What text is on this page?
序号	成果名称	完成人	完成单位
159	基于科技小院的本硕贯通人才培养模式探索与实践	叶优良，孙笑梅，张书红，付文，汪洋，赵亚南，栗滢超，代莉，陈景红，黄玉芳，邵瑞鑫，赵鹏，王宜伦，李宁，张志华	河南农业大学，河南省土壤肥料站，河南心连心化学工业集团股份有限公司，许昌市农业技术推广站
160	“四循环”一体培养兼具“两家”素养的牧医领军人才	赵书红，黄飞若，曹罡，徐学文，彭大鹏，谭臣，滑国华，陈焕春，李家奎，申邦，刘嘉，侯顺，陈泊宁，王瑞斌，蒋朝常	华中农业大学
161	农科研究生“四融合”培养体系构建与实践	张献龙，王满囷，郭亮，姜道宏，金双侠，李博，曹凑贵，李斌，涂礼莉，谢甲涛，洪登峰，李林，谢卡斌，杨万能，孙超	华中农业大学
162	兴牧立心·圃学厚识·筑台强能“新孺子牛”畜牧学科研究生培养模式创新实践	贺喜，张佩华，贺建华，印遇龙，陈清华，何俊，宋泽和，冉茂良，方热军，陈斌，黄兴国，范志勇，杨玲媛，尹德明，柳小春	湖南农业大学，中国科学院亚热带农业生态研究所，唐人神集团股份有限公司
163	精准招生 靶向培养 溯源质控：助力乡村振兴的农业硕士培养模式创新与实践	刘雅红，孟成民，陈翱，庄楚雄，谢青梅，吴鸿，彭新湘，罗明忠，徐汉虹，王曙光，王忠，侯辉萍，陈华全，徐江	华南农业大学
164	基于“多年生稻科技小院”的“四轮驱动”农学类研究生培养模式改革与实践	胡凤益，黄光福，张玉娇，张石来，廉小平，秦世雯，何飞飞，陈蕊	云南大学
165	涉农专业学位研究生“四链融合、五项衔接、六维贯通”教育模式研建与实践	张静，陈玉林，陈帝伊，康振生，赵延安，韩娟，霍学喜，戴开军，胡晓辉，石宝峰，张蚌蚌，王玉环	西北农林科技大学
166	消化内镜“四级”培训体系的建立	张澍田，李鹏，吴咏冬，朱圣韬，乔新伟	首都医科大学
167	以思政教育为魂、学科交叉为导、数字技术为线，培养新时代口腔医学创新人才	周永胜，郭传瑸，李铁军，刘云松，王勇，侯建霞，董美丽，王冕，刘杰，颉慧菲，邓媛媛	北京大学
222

What is needed
Say how many lines of the material contain the word "华中农业大学", with no other text.

Response below
2